#### [WHAT THE EXERCISE ASKS]
Check every line in the records below for the word "bottom" and report how many have it, nothing more.

(Extracted records)
====
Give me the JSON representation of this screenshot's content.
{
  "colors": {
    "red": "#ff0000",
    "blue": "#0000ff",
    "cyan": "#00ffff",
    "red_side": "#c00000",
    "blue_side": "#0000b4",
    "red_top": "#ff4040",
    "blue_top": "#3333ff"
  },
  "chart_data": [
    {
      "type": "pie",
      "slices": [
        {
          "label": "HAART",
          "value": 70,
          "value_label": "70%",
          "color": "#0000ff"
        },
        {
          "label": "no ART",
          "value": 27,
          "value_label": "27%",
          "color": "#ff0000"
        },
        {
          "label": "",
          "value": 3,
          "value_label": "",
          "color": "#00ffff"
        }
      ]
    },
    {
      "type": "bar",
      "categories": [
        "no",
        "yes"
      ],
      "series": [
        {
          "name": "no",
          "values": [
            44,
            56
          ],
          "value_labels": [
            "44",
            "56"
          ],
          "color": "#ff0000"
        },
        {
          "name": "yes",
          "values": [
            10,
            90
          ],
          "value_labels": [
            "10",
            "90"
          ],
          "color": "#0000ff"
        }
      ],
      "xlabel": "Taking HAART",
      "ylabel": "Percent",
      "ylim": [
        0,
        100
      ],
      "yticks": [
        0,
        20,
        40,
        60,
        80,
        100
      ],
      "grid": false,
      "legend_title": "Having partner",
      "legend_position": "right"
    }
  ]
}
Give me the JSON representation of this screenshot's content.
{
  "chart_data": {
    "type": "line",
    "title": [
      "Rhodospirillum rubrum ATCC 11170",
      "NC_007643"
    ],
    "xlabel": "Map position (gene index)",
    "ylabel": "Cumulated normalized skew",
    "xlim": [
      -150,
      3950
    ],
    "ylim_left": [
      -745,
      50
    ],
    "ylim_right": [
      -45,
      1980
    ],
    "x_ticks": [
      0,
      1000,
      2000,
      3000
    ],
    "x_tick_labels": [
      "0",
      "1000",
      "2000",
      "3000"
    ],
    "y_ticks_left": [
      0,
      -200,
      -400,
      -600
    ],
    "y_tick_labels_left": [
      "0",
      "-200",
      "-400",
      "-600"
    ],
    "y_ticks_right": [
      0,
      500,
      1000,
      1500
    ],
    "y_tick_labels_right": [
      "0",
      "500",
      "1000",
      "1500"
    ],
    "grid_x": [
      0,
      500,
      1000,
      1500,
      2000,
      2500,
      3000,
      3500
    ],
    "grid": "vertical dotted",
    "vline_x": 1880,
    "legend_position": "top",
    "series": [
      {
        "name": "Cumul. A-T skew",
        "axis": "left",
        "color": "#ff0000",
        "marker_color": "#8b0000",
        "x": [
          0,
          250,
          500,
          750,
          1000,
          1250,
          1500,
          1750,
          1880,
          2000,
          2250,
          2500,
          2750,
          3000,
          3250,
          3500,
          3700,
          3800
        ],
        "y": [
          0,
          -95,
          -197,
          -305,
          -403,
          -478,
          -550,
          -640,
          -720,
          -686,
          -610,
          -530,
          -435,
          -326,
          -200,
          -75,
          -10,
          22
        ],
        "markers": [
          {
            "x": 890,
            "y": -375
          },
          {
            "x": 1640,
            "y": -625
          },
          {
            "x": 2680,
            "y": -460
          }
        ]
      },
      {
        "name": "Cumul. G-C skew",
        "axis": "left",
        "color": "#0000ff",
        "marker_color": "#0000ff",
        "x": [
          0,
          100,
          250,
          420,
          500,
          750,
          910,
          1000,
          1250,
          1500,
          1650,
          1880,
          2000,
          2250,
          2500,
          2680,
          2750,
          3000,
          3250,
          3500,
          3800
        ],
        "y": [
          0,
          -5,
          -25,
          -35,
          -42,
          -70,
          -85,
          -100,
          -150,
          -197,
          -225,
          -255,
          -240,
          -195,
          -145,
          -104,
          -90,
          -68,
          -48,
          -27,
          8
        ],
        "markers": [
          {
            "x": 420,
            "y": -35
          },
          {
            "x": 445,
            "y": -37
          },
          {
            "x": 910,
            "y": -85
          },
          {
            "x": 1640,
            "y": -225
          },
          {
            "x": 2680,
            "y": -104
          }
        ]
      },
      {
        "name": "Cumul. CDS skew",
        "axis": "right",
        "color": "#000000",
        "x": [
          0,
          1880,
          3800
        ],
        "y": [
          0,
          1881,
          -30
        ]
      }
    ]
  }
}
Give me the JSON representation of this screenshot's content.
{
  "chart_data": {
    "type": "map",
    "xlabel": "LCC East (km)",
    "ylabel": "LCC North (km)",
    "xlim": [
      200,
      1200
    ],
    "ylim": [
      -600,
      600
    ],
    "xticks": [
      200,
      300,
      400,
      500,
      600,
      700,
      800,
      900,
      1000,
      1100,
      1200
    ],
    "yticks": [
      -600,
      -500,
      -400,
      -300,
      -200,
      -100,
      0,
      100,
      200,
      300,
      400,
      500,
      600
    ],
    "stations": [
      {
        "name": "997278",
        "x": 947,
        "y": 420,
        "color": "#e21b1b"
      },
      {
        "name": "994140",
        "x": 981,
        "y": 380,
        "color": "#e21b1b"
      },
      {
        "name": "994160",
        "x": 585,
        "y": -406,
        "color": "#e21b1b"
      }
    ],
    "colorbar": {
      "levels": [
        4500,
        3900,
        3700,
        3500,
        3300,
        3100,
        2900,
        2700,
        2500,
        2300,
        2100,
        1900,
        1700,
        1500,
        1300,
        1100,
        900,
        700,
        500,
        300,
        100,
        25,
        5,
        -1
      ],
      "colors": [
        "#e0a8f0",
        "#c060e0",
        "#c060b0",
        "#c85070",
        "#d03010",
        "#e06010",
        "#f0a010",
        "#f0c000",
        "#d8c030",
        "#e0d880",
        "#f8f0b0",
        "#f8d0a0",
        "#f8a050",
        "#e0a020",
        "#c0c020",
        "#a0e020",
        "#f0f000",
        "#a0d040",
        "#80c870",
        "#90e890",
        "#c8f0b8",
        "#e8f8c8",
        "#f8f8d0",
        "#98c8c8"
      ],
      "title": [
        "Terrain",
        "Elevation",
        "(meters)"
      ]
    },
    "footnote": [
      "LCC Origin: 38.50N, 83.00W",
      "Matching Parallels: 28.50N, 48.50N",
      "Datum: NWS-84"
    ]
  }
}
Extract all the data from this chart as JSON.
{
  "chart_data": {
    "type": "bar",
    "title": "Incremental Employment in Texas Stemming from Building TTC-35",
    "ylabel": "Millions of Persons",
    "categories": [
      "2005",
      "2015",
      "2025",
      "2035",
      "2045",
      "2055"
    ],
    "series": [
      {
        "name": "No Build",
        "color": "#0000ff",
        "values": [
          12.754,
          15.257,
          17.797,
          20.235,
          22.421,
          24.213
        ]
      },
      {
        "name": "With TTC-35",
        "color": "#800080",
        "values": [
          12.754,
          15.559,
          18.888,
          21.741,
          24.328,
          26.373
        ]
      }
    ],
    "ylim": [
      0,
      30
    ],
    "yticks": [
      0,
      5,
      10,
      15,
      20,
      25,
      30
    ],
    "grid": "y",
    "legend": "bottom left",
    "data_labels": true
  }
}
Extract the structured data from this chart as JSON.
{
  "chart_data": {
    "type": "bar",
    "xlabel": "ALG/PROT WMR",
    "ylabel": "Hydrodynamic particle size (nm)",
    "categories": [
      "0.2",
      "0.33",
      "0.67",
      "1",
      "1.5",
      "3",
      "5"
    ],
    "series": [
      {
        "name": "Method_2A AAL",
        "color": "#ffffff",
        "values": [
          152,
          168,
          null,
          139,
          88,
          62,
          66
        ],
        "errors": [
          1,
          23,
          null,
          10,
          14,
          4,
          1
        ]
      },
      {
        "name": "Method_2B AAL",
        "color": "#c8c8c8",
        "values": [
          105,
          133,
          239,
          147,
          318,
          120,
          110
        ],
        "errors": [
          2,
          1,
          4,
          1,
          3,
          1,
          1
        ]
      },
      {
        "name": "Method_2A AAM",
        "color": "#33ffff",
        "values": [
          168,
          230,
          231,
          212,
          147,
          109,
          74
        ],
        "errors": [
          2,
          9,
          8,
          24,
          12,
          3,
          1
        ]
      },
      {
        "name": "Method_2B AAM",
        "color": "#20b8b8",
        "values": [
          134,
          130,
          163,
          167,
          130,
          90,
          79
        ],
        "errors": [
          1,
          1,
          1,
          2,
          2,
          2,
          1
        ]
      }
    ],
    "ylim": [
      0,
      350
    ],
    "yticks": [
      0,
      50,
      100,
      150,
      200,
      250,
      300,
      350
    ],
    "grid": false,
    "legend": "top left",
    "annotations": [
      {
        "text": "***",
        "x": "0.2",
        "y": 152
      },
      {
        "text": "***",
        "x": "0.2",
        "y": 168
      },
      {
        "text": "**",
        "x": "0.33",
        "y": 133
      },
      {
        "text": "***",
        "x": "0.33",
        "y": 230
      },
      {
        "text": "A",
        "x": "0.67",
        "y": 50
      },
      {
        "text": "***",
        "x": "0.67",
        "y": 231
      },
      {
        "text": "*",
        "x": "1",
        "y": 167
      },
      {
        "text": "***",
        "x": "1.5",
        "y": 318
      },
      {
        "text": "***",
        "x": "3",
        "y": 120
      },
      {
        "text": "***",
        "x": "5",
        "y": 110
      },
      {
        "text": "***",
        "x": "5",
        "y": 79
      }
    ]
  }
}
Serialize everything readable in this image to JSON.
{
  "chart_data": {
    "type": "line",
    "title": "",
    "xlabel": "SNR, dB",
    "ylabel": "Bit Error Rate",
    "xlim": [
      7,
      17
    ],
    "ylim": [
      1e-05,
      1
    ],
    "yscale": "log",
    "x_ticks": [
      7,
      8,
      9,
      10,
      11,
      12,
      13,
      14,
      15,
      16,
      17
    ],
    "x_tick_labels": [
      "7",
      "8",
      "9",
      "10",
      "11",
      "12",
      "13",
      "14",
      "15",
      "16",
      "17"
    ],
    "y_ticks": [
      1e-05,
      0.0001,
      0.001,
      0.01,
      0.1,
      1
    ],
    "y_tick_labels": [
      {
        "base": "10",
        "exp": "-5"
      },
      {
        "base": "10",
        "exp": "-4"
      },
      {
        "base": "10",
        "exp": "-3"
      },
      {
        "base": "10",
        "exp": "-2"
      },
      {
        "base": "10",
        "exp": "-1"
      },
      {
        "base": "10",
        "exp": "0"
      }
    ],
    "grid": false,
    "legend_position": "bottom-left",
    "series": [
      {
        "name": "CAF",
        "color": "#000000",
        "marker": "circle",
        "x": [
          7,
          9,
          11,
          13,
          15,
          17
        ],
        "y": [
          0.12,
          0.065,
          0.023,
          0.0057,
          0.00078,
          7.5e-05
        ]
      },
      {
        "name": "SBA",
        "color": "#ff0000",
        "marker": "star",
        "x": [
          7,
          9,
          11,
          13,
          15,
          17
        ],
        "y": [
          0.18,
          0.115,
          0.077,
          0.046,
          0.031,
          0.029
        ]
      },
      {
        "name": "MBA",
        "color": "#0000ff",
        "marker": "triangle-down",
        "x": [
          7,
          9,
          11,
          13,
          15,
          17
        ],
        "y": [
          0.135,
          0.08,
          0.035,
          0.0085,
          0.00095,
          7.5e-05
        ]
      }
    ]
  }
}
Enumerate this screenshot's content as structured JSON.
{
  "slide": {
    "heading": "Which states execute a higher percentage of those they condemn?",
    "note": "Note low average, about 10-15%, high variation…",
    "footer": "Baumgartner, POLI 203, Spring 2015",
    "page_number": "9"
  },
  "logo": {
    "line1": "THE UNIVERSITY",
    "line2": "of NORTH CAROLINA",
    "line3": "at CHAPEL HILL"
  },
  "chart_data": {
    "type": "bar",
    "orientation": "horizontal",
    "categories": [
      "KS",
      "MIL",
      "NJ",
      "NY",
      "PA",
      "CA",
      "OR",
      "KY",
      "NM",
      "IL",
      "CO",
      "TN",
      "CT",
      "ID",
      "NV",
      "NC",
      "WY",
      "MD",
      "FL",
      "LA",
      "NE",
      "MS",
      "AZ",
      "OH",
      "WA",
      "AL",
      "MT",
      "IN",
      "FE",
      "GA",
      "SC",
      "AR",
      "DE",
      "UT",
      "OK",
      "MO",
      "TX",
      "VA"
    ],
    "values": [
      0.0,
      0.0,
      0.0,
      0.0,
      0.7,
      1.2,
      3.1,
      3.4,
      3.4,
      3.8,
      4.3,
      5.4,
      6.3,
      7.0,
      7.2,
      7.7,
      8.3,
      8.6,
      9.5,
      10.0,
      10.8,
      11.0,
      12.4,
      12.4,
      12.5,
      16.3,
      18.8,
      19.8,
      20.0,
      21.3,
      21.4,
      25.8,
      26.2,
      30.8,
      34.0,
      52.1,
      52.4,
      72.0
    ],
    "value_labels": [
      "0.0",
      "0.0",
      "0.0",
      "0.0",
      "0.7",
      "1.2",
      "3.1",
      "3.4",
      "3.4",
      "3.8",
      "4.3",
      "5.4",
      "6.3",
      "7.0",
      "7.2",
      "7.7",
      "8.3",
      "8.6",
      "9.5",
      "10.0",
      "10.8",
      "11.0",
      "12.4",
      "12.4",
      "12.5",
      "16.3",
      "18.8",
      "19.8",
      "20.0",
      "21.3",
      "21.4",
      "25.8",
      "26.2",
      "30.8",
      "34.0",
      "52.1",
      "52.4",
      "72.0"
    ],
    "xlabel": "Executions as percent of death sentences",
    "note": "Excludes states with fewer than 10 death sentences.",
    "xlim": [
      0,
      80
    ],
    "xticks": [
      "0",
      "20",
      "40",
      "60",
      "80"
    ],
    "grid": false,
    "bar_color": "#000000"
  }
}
====
#### [EXERCISE RESPONSE]
2